* **Set task**
Every entry below must be repeated exactly; skip the pictures.

* **Entries shown**

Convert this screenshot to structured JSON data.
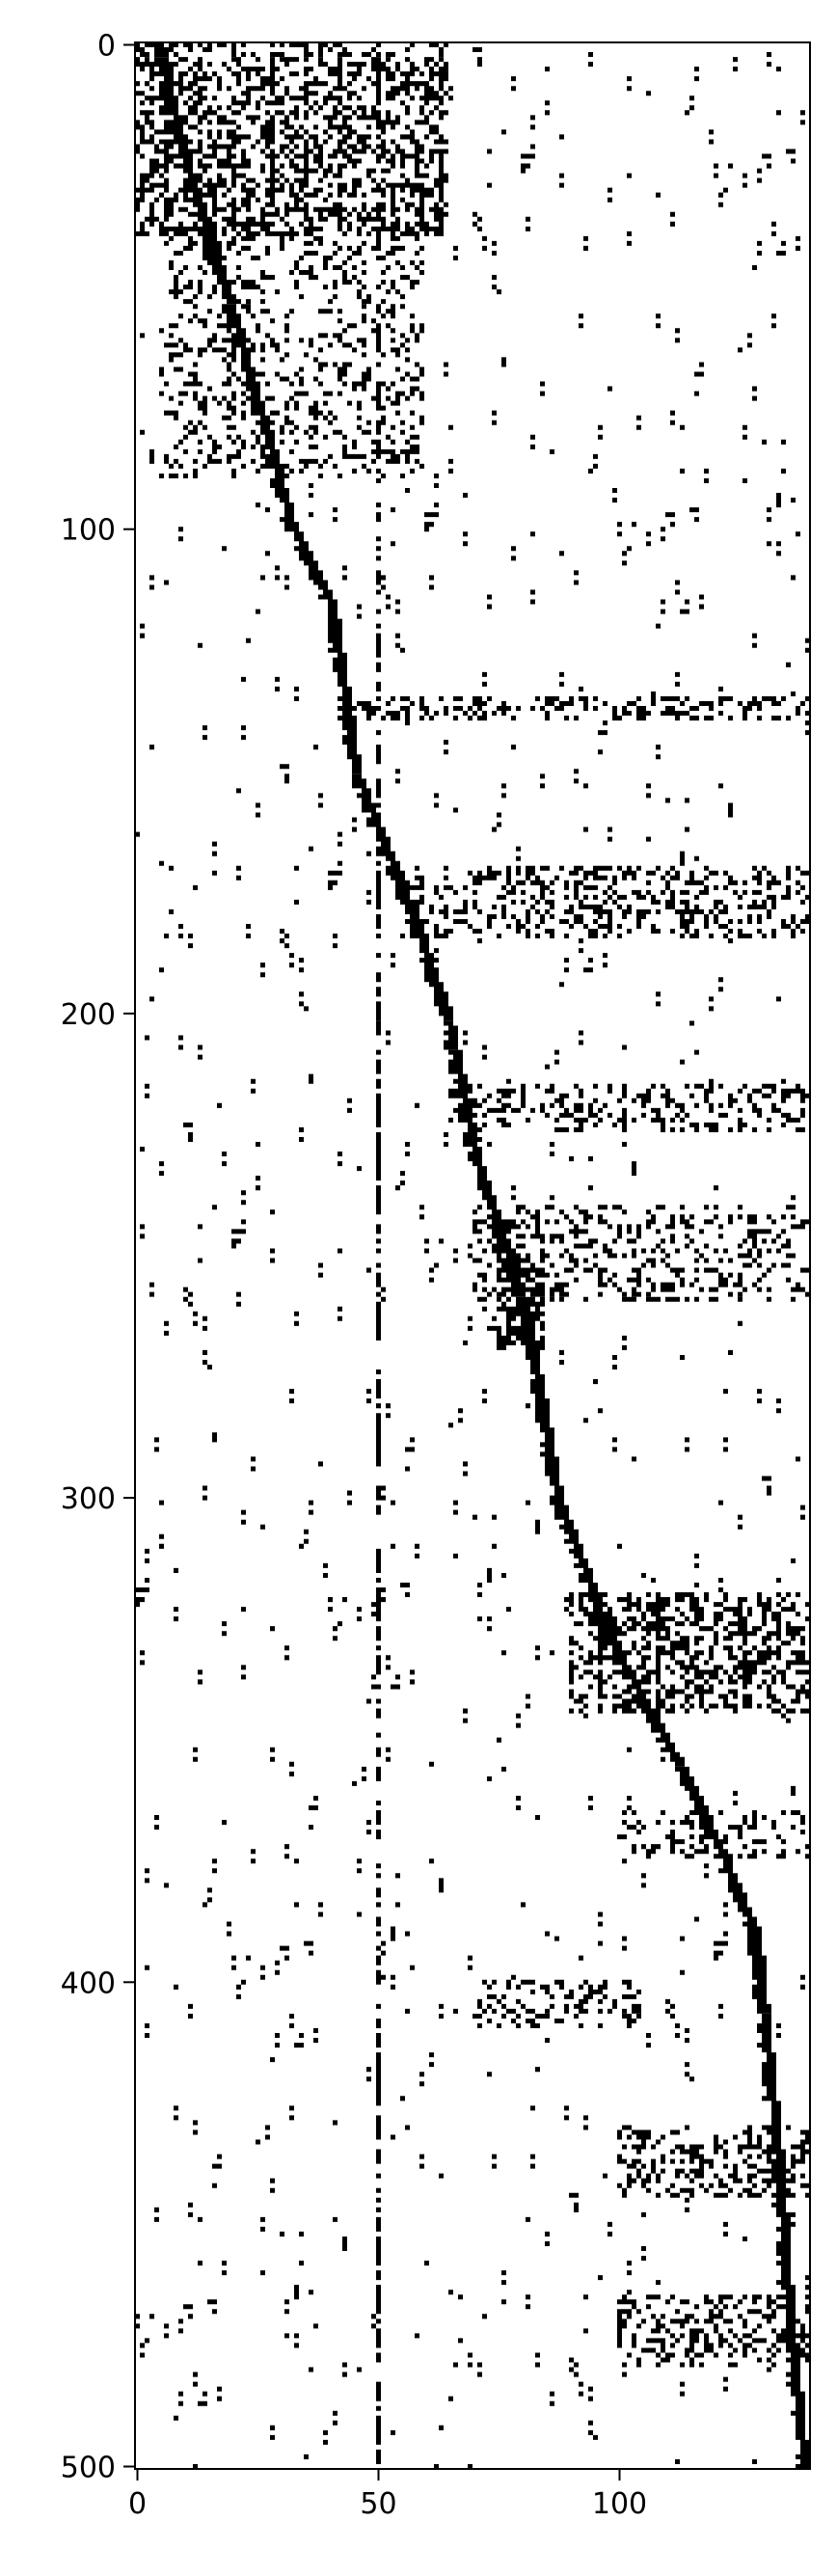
{
  "chart_data": {
    "type": "heatmap",
    "subtype": "binary sparsity pattern (matrix spy plot)",
    "title": "",
    "xlabel": "",
    "ylabel": "",
    "rows": 501,
    "cols": 140,
    "xlim": [
      -0.5,
      139.5
    ],
    "ylim": [
      500.5,
      -0.5
    ],
    "y_axis_inverted": true,
    "xticks": [
      0,
      50,
      100
    ],
    "xtick_labels": [
      "0",
      "50",
      "100"
    ],
    "yticks": [
      0,
      100,
      200,
      300,
      400,
      500
    ],
    "ytick_labels": [
      "0",
      "100",
      "200",
      "300",
      "400",
      "500"
    ],
    "grid": false,
    "colors": {
      "nonzero": "#000000",
      "zero": "#ffffff",
      "axes": "#000000"
    },
    "diagonal_path": [
      [
        0,
        4
      ],
      [
        25,
        10
      ],
      [
        50,
        18
      ],
      [
        75,
        25
      ],
      [
        100,
        32
      ],
      [
        115,
        40
      ],
      [
        150,
        45
      ],
      [
        175,
        55
      ],
      [
        200,
        64
      ],
      [
        230,
        70
      ],
      [
        260,
        80
      ],
      [
        300,
        87
      ],
      [
        330,
        98
      ],
      [
        360,
        115
      ],
      [
        390,
        128
      ],
      [
        410,
        130
      ],
      [
        440,
        133
      ],
      [
        470,
        135
      ],
      [
        500,
        138
      ]
    ],
    "dense_blocks": [
      {
        "rows": [
          0,
          40
        ],
        "cols": [
          0,
          65
        ],
        "density": 0.38
      },
      {
        "rows": [
          40,
          90
        ],
        "cols": [
          5,
          60
        ],
        "density": 0.22
      },
      {
        "rows": [
          135,
          140
        ],
        "cols": [
          45,
          140
        ],
        "density": 0.35
      },
      {
        "rows": [
          170,
          185
        ],
        "cols": [
          55,
          140
        ],
        "density": 0.3
      },
      {
        "rows": [
          215,
          225
        ],
        "cols": [
          65,
          140
        ],
        "density": 0.28
      },
      {
        "rows": [
          240,
          260
        ],
        "cols": [
          70,
          140
        ],
        "density": 0.25
      },
      {
        "rows": [
          250,
          270
        ],
        "cols": [
          75,
          85
        ],
        "density": 0.55
      },
      {
        "rows": [
          320,
          345
        ],
        "cols": [
          90,
          140
        ],
        "density": 0.4
      },
      {
        "rows": [
          365,
          375
        ],
        "cols": [
          100,
          140
        ],
        "density": 0.22
      },
      {
        "rows": [
          400,
          410
        ],
        "cols": [
          70,
          105
        ],
        "density": 0.3
      },
      {
        "rows": [
          430,
          445
        ],
        "cols": [
          100,
          140
        ],
        "density": 0.3
      },
      {
        "rows": [
          465,
          480
        ],
        "cols": [
          100,
          140
        ],
        "density": 0.3
      }
    ],
    "column_stripes": [
      {
        "col": 6,
        "rows": [
          0,
          40
        ]
      },
      {
        "col": 28,
        "rows": [
          0,
          40
        ]
      },
      {
        "col": 42,
        "rows": [
          0,
          40
        ]
      },
      {
        "col": 50,
        "rows": [
          0,
          500
        ]
      },
      {
        "col": 63,
        "rows": [
          0,
          40
        ]
      },
      {
        "col": 35,
        "rows": [
          0,
          40
        ]
      },
      {
        "col": 20,
        "rows": [
          0,
          40
        ]
      },
      {
        "col": 96,
        "rows": [
          320,
          345
        ]
      },
      {
        "col": 108,
        "rows": [
          320,
          345
        ]
      }
    ],
    "background_density": 0.012
  }
}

* **Complete answer**
Convert this screenshot to structured JSON data.
{
  "chart_data": {
    "type": "heatmap",
    "subtype": "binary sparsity pattern (matrix spy plot)",
    "title": "",
    "xlabel": "",
    "ylabel": "",
    "rows": 501,
    "cols": 140,
    "xlim": [
      -0.5,
      139.5
    ],
    "ylim": [
      500.5,
      -0.5
    ],
    "y_axis_inverted": true,
    "xticks": [
      0,
      50,
      100
    ],
    "xtick_labels": [
      "0",
      "50",
      "100"
    ],
    "yticks": [
      0,
      100,
      200,
      300,
      400,
      500
    ],
    "ytick_labels": [
      "0",
      "100",
      "200",
      "300",
      "400",
      "500"
    ],
    "grid": false,
    "colors": {
      "nonzero": "#000000",
      "zero": "#ffffff",
      "axes": "#000000"
    },
    "diagonal_path": [
      [
        0,
        4
      ],
      [
        25,
        10
      ],
      [
        50,
        18
      ],
      [
        75,
        25
      ],
      [
        100,
        32
      ],
      [
        115,
        40
      ],
      [
        150,
        45
      ],
      [
        175,
        55
      ],
      [
        200,
        64
      ],
      [
        230,
        70
      ],
      [
        260,
        80
      ],
      [
        300,
        87
      ],
      [
        330,
        98
      ],
      [
        360,
        115
      ],
      [
        390,
        128
      ],
      [
        410,
        130
      ],
      [
        440,
        133
      ],
      [
        470,
        135
      ],
      [
        500,
        138
      ]
    ],
    "dense_blocks": [
      {
        "rows": [
          0,
          40
        ],
        "cols": [
          0,
          65
        ],
        "density": 0.38
      },
      {
        "rows": [
          40,
          90
        ],
        "cols": [
          5,
          60
        ],
        "density": 0.22
      },
      {
        "rows": [
          135,
          140
        ],
        "cols": [
          45,
          140
        ],
        "density": 0.35
      },
      {
        "rows": [
          170,
          185
        ],
        "cols": [
          55,
          140
        ],
        "density": 0.3
      },
      {
        "rows": [
          215,
          225
        ],
        "cols": [
          65,
          140
        ],
        "density": 0.28
      },
      {
        "rows": [
          240,
          260
        ],
        "cols": [
          70,
          140
        ],
        "density": 0.25
      },
      {
        "rows": [
          250,
          270
        ],
        "cols": [
          75,
          85
        ],
        "density": 0.55
      },
      {
        "rows": [
          320,
          345
        ],
        "cols": [
          90,
          140
        ],
        "density": 0.4
      },
      {
        "rows": [
          365,
          375
        ],
        "cols": [
          100,
          140
        ],
        "density": 0.22
      },
      {
        "rows": [
          400,
          410
        ],
        "cols": [
          70,
          105
        ],
        "density": 0.3
      },
      {
        "rows": [
          430,
          445
        ],
        "cols": [
          100,
          140
        ],
        "density": 0.3
      },
      {
        "rows": [
          465,
          480
        ],
        "cols": [
          100,
          140
        ],
        "density": 0.3
      }
    ],
    "column_stripes": [
      {
        "col": 6,
        "rows": [
          0,
          40
        ]
      },
      {
        "col": 28,
        "rows": [
          0,
          40
        ]
      },
      {
        "col": 42,
        "rows": [
          0,
          40
        ]
      },
      {
        "col": 50,
        "rows": [
          0,
          500
        ]
      },
      {
        "col": 63,
        "rows": [
          0,
          40
        ]
      },
      {
        "col": 35,
        "rows": [
          0,
          40
        ]
      },
      {
        "col": 20,
        "rows": [
          0,
          40
        ]
      },
      {
        "col": 96,
        "rows": [
          320,
          345
        ]
      },
      {
        "col": 108,
        "rows": [
          320,
          345
        ]
      }
    ],
    "background_density": 0.012
  }
}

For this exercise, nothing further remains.